= Your instructions =
Check each line of the material below for the string "JSON", then report how many lines have it, and nothing else.

= Exercise materials =
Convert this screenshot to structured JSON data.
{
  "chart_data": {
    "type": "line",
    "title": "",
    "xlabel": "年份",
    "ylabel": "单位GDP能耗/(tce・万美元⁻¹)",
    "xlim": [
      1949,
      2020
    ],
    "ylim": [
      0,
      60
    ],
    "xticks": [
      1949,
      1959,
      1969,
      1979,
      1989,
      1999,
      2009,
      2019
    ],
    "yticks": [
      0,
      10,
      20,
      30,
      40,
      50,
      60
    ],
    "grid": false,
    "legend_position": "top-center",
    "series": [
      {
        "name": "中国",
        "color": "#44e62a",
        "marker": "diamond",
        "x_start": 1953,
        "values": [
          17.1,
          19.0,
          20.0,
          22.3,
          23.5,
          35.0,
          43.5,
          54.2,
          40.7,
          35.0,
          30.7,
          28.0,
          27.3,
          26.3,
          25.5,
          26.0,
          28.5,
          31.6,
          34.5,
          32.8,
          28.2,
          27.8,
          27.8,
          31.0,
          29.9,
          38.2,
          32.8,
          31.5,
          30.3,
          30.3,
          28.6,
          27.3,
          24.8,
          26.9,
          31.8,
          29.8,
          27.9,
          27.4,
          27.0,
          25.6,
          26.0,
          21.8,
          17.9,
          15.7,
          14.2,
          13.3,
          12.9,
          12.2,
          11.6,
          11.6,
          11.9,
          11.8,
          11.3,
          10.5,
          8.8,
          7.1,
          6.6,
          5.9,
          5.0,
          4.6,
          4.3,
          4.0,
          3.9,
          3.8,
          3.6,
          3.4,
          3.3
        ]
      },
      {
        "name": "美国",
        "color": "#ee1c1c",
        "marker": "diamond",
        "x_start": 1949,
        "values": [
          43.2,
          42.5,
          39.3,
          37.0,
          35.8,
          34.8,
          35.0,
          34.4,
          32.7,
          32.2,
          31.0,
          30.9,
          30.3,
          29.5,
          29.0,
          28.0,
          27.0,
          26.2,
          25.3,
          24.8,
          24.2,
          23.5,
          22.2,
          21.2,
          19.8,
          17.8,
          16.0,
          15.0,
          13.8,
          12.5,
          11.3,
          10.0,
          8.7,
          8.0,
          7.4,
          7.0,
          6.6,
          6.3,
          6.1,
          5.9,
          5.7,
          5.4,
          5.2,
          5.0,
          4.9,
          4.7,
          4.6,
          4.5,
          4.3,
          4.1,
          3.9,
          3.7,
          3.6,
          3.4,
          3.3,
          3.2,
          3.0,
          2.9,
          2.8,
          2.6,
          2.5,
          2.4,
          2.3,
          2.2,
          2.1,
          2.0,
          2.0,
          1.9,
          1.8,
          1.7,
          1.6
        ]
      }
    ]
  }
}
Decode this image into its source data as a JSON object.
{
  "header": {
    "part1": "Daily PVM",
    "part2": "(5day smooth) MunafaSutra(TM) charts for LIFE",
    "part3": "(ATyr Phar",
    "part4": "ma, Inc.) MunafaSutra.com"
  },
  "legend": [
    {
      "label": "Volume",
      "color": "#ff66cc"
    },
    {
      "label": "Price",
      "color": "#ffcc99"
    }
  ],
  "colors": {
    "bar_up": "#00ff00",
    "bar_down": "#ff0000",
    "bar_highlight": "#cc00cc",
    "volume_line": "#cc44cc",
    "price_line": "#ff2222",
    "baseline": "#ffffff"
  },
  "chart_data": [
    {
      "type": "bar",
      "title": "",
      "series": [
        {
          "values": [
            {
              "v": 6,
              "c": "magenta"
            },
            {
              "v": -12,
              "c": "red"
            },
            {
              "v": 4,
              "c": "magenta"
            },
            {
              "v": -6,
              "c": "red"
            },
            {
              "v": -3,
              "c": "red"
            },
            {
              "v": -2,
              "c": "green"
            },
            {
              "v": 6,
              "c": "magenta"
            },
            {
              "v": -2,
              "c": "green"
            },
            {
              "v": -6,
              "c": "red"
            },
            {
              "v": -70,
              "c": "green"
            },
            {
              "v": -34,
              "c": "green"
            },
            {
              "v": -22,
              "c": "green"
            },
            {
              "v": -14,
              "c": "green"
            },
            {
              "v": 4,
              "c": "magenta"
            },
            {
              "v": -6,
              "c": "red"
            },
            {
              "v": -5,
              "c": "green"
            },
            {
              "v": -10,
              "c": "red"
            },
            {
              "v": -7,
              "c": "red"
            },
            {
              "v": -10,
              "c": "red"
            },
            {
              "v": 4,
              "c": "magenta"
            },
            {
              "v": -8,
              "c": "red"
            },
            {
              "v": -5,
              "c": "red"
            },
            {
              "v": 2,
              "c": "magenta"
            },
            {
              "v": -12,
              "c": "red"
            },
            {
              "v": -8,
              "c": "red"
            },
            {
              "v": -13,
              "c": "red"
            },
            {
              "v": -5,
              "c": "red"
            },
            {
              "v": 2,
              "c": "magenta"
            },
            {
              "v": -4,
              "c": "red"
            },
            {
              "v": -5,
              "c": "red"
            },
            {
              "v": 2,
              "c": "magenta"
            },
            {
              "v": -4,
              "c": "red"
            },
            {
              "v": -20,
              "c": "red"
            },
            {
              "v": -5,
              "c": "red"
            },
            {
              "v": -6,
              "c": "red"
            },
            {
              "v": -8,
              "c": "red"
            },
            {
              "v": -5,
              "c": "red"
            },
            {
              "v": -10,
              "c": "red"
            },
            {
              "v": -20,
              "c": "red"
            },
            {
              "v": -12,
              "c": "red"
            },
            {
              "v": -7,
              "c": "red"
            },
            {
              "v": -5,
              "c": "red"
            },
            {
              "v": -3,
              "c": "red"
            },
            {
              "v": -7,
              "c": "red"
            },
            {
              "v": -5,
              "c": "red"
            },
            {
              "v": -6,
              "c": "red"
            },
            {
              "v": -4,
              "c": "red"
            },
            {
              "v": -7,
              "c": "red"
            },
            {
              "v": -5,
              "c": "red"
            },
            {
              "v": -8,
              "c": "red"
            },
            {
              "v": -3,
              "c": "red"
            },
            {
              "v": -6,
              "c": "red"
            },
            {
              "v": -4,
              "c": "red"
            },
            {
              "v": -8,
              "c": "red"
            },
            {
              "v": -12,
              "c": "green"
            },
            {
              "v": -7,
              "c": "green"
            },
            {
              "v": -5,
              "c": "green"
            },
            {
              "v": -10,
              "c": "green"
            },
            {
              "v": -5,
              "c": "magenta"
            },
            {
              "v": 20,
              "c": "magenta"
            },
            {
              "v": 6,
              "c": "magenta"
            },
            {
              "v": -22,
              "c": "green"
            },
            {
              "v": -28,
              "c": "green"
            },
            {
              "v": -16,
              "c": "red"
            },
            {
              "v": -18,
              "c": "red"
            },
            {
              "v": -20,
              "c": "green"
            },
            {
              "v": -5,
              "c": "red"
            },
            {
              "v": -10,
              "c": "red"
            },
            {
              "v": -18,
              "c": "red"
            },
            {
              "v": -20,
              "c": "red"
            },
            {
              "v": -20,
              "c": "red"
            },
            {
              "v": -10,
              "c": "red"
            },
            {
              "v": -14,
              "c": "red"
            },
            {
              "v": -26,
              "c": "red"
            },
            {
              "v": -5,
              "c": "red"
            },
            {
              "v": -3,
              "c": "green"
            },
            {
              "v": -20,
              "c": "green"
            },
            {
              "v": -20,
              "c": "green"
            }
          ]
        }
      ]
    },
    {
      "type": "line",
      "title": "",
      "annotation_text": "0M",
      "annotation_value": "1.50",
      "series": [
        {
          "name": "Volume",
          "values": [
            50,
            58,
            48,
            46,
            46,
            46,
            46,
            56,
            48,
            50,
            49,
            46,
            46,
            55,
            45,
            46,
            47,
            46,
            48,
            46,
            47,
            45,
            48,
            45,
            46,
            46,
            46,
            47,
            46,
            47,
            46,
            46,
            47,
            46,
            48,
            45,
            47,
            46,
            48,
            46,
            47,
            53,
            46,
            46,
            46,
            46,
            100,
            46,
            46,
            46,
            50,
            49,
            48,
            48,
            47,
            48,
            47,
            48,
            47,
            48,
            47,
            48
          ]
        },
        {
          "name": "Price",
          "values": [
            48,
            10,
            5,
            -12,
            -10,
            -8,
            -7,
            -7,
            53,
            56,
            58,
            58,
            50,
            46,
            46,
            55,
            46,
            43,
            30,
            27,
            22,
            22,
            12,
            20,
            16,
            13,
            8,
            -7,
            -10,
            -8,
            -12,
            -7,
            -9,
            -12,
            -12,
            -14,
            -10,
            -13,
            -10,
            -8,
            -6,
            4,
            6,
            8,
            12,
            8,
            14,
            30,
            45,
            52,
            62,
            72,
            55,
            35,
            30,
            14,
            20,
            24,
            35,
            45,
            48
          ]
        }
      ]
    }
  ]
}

= Response below =
2